EXERCISE AIM: List every line in this data where the string "seperti" occurs.

**** RAW DATA ****

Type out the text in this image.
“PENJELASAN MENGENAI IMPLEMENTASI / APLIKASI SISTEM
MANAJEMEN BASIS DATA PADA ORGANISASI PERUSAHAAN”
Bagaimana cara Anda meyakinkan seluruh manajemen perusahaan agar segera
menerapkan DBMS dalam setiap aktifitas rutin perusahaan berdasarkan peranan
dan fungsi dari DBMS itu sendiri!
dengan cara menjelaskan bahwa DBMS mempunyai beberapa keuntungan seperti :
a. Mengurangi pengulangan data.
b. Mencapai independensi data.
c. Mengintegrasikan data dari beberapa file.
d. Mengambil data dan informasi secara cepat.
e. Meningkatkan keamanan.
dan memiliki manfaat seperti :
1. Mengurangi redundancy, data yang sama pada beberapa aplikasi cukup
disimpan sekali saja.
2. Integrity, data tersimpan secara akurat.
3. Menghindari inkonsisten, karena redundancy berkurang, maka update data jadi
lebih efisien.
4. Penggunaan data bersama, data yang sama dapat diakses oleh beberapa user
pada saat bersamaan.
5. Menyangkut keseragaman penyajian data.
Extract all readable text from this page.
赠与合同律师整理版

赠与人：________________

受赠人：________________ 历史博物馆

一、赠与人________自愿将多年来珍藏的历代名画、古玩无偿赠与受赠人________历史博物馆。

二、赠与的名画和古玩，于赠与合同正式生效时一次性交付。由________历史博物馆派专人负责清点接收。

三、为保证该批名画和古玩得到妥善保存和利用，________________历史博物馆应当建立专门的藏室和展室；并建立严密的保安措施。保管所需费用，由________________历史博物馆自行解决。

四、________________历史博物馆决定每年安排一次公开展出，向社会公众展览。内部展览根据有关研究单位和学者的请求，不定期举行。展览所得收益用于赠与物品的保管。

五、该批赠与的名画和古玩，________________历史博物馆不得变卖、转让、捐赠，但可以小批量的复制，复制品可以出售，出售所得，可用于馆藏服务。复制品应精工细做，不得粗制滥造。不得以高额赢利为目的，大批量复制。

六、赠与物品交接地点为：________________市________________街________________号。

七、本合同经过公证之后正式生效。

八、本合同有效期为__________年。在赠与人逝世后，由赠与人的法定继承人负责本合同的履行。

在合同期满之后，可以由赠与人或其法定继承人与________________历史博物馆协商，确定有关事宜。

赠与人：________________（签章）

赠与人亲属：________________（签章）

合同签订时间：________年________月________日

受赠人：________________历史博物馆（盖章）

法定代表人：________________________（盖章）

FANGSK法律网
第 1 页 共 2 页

****

PROBLEM SOLUTION:
dengan cara menjelaskan bahwa DBMS mempunyai beberapa keuntungan seperti :
dan memiliki manfaat seperti :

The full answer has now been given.